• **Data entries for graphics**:
★ ★ ★ ★ ★

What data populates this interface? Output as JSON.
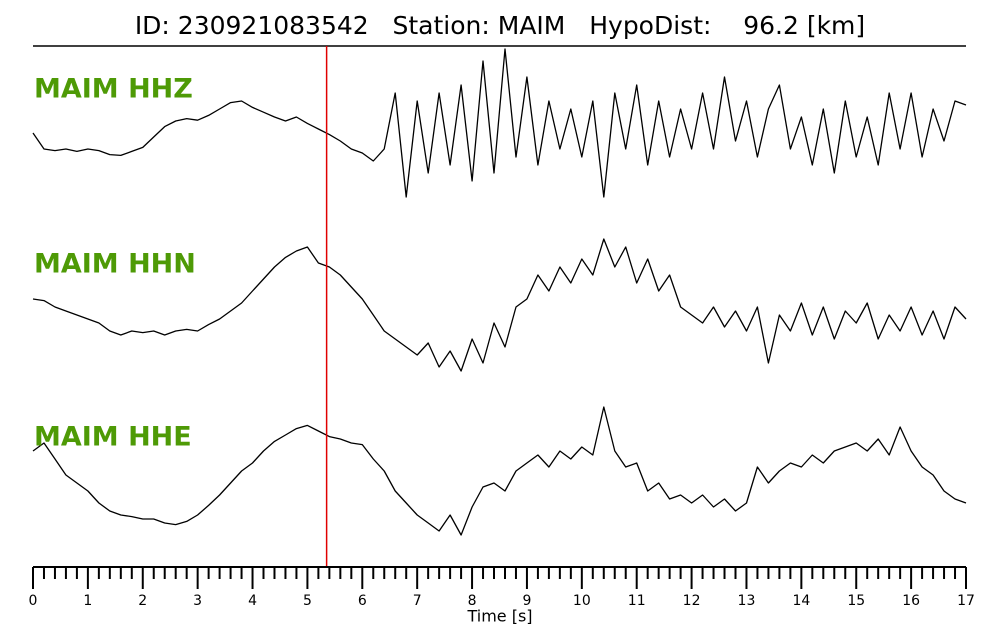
{
  "chart_data": {
    "type": "seismogram",
    "title": "ID: 230921083542   Station: MAIM   HypoDist:    96.2 [km]",
    "xlabel": "Time [s]",
    "xlim": [
      0,
      17
    ],
    "xticks": [
      0,
      1,
      2,
      3,
      4,
      5,
      6,
      7,
      8,
      9,
      10,
      11,
      12,
      13,
      14,
      15,
      16,
      17
    ],
    "ylim": [
      -1,
      1
    ],
    "label_color": "#4e9a06",
    "vline": {
      "x": 5.35,
      "color": "#e00000"
    },
    "x": [
      0,
      0.2,
      0.4,
      0.6,
      0.8,
      1,
      1.2,
      1.4,
      1.6,
      1.8,
      2,
      2.2,
      2.4,
      2.6,
      2.8,
      3,
      3.2,
      3.4,
      3.6,
      3.8,
      4,
      4.2,
      4.4,
      4.6,
      4.8,
      5,
      5.2,
      5.4,
      5.6,
      5.8,
      6,
      6.2,
      6.4,
      6.6,
      6.8,
      7,
      7.2,
      7.4,
      7.6,
      7.8,
      8,
      8.2,
      8.4,
      8.6,
      8.8,
      9,
      9.2,
      9.4,
      9.6,
      9.8,
      10,
      10.2,
      10.4,
      10.6,
      10.8,
      11,
      11.2,
      11.4,
      11.6,
      11.8,
      12,
      12.2,
      12.4,
      12.6,
      12.8,
      13,
      13.2,
      13.4,
      13.6,
      13.8,
      14,
      14.2,
      14.4,
      14.6,
      14.8,
      15,
      15.2,
      15.4,
      15.6,
      15.8,
      16,
      16.2,
      16.4,
      16.6,
      16.8,
      17
    ],
    "series": [
      {
        "name": "MAIM HHZ",
        "color": "#000000",
        "values": [
          -0.1,
          -0.3,
          -0.32,
          -0.3,
          -0.33,
          -0.3,
          -0.32,
          -0.37,
          -0.38,
          -0.33,
          -0.28,
          -0.15,
          -0.02,
          0.05,
          0.08,
          0.06,
          0.12,
          0.2,
          0.28,
          0.3,
          0.22,
          0.16,
          0.1,
          0.05,
          0.1,
          0.02,
          -0.05,
          -0.12,
          -0.2,
          -0.3,
          -0.35,
          -0.45,
          -0.3,
          0.4,
          -0.9,
          0.3,
          -0.6,
          0.4,
          -0.5,
          0.5,
          -0.7,
          0.8,
          -0.6,
          0.95,
          -0.4,
          0.6,
          -0.5,
          0.3,
          -0.3,
          0.2,
          -0.4,
          0.3,
          -0.9,
          0.4,
          -0.3,
          0.5,
          -0.5,
          0.3,
          -0.4,
          0.2,
          -0.3,
          0.4,
          -0.3,
          0.6,
          -0.2,
          0.3,
          -0.4,
          0.2,
          0.5,
          -0.3,
          0.1,
          -0.5,
          0.2,
          -0.6,
          0.3,
          -0.4,
          0.1,
          -0.5,
          0.4,
          -0.3,
          0.4,
          -0.4,
          0.2,
          -0.2,
          0.3,
          0.25
        ]
      },
      {
        "name": "MAIM HHN",
        "color": "#000000",
        "values": [
          0.2,
          0.18,
          0.1,
          0.05,
          0.0,
          -0.05,
          -0.1,
          -0.2,
          -0.25,
          -0.2,
          -0.22,
          -0.2,
          -0.25,
          -0.2,
          -0.18,
          -0.2,
          -0.12,
          -0.05,
          0.05,
          0.15,
          0.3,
          0.45,
          0.6,
          0.72,
          0.8,
          0.85,
          0.65,
          0.6,
          0.5,
          0.35,
          0.2,
          0.0,
          -0.2,
          -0.3,
          -0.4,
          -0.5,
          -0.35,
          -0.65,
          -0.45,
          -0.7,
          -0.3,
          -0.6,
          -0.1,
          -0.4,
          0.1,
          0.2,
          0.5,
          0.3,
          0.6,
          0.4,
          0.7,
          0.5,
          0.95,
          0.6,
          0.85,
          0.4,
          0.7,
          0.3,
          0.5,
          0.1,
          0.0,
          -0.1,
          0.1,
          -0.15,
          0.05,
          -0.2,
          0.1,
          -0.6,
          0.0,
          -0.2,
          0.15,
          -0.25,
          0.1,
          -0.3,
          0.05,
          -0.1,
          0.15,
          -0.3,
          0.0,
          -0.2,
          0.1,
          -0.25,
          0.05,
          -0.3,
          0.1,
          -0.05
        ]
      },
      {
        "name": "MAIM HHE",
        "color": "#000000",
        "values": [
          0.3,
          0.4,
          0.2,
          0.0,
          -0.1,
          -0.2,
          -0.35,
          -0.45,
          -0.5,
          -0.52,
          -0.55,
          -0.55,
          -0.6,
          -0.62,
          -0.58,
          -0.5,
          -0.38,
          -0.25,
          -0.1,
          0.05,
          0.15,
          0.3,
          0.42,
          0.5,
          0.58,
          0.62,
          0.55,
          0.48,
          0.45,
          0.4,
          0.38,
          0.2,
          0.05,
          -0.2,
          -0.35,
          -0.5,
          -0.6,
          -0.7,
          -0.5,
          -0.75,
          -0.4,
          -0.15,
          -0.1,
          -0.2,
          0.05,
          0.15,
          0.25,
          0.1,
          0.3,
          0.2,
          0.35,
          0.25,
          0.85,
          0.3,
          0.1,
          0.15,
          -0.2,
          -0.1,
          -0.3,
          -0.25,
          -0.35,
          -0.25,
          -0.4,
          -0.3,
          -0.45,
          -0.35,
          0.1,
          -0.1,
          0.05,
          0.15,
          0.1,
          0.25,
          0.15,
          0.3,
          0.35,
          0.4,
          0.3,
          0.45,
          0.25,
          0.6,
          0.3,
          0.1,
          0.0,
          -0.2,
          -0.3,
          -0.35
        ]
      }
    ]
  }
}
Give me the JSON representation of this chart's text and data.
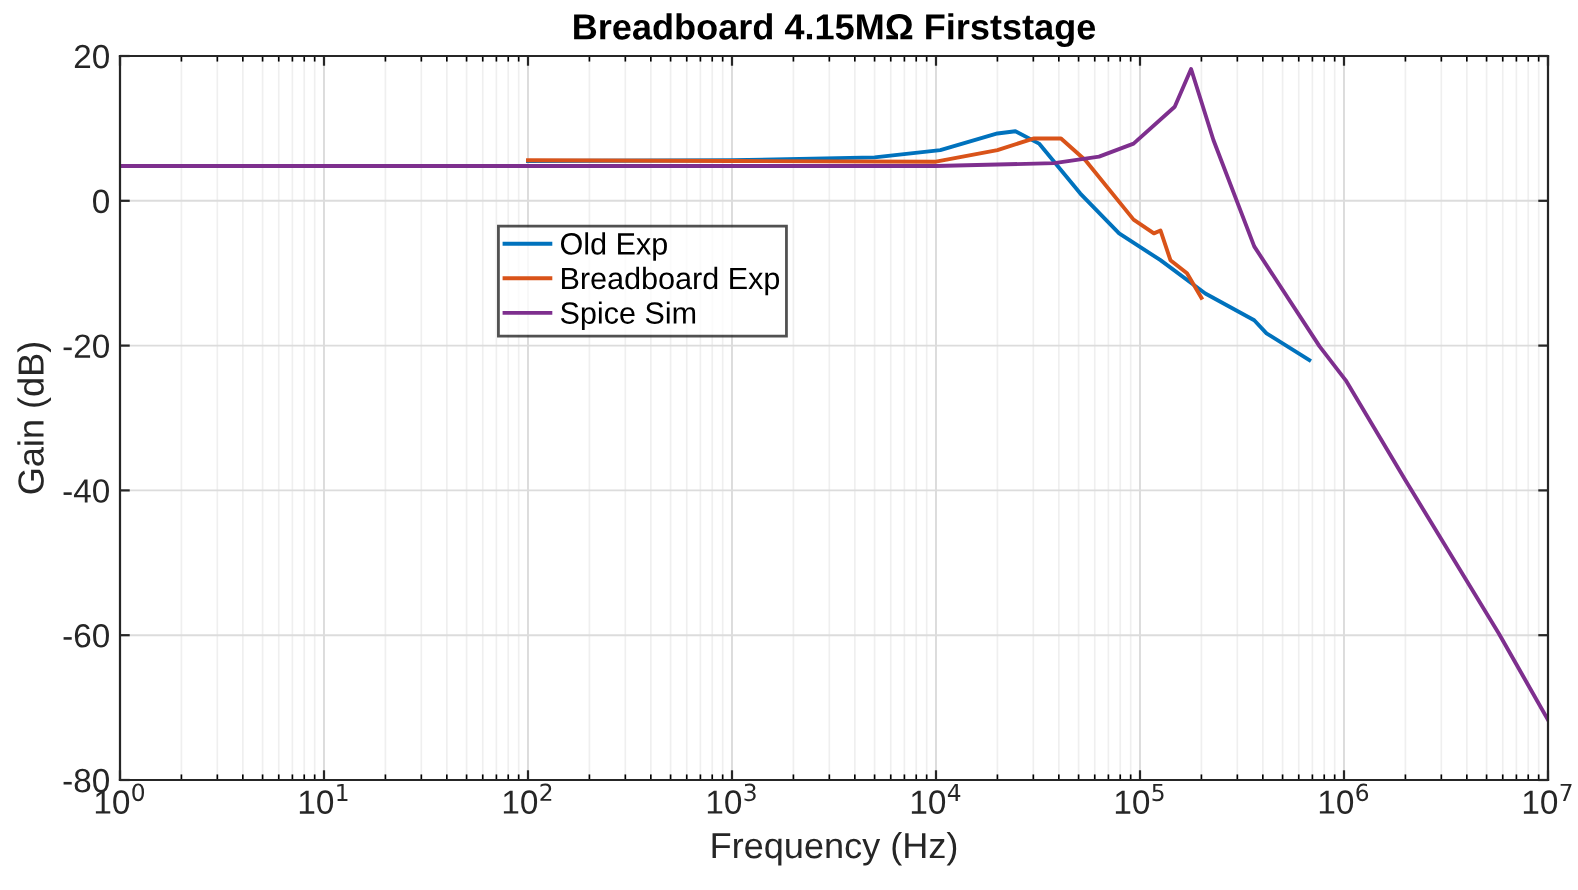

★ ★ ★ ★ ★

• **Request**:
All lines that include "MAIM" are to be gathered and copied.

• **Solution to this task**:
    "title": "ID: 230921083542   Station: MAIM   HypoDist:    96.2 [km]",
        "name": "MAIM HHZ",
        "name": "MAIM HHN",
        "name": "MAIM HHE",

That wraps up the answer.